STORED ROWS:
☆ ☆ ☆ ☆

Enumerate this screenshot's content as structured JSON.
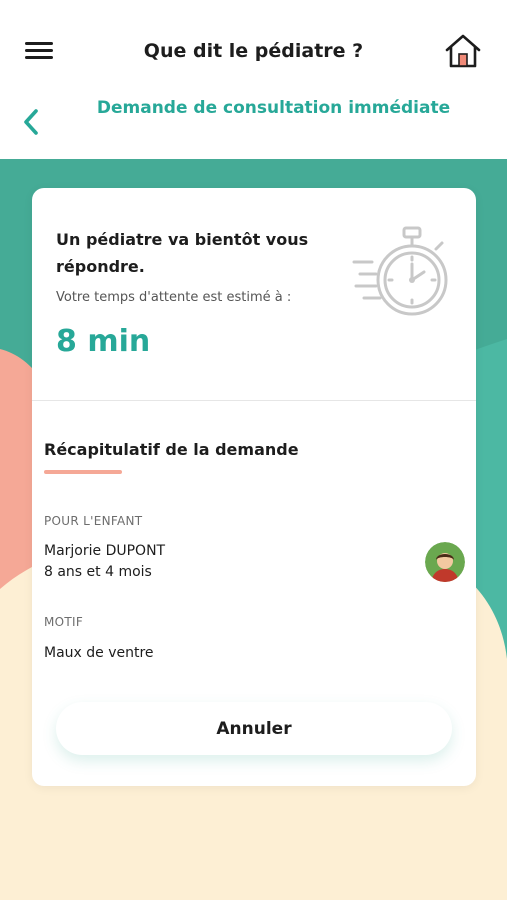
{
  "header": {
    "title": "Que dit le pédiatre ?",
    "menu_icon": "hamburger-menu-icon",
    "home_icon": "home-icon"
  },
  "subheader": {
    "back_icon": "chevron-left-icon",
    "title": "Demande de consultation immédiate"
  },
  "wait": {
    "title": "Un pédiatre va bientôt vous répondre.",
    "subtitle": "Votre temps d'attente est estimé à :",
    "time": "8 min",
    "icon": "stopwatch-icon"
  },
  "recap": {
    "title": "Récapitulatif de la demande",
    "child_label": "POUR L'ENFANT",
    "child_name": "Marjorie DUPONT",
    "child_age": "8 ans et 4 mois",
    "reason_label": "MOTIF",
    "reason": "Maux de ventre",
    "avatar_icon": "child-avatar-icon"
  },
  "actions": {
    "cancel_label": "Annuler"
  },
  "colors": {
    "accent": "#27a898",
    "teal_bg": "#4cb8a3",
    "salmon": "#f5a896",
    "cream": "#fdefd4",
    "battery": "#2ecc71"
  }
}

☆ ☆ ☆ ☆

Every line above should be returned exactly; the pictures stay out.

Enumerate this screenshot's content as structured JSON.
{
  "header": {
    "title": "Que dit le pédiatre ?",
    "menu_icon": "hamburger-menu-icon",
    "home_icon": "home-icon"
  },
  "subheader": {
    "back_icon": "chevron-left-icon",
    "title": "Demande de consultation immédiate"
  },
  "wait": {
    "title": "Un pédiatre va bientôt vous répondre.",
    "subtitle": "Votre temps d'attente est estimé à :",
    "time": "8 min",
    "icon": "stopwatch-icon"
  },
  "recap": {
    "title": "Récapitulatif de la demande",
    "child_label": "POUR L'ENFANT",
    "child_name": "Marjorie DUPONT",
    "child_age": "8 ans et 4 mois",
    "reason_label": "MOTIF",
    "reason": "Maux de ventre",
    "avatar_icon": "child-avatar-icon"
  },
  "actions": {
    "cancel_label": "Annuler"
  },
  "colors": {
    "accent": "#27a898",
    "teal_bg": "#4cb8a3",
    "salmon": "#f5a896",
    "cream": "#fdefd4",
    "battery": "#2ecc71"
  }
}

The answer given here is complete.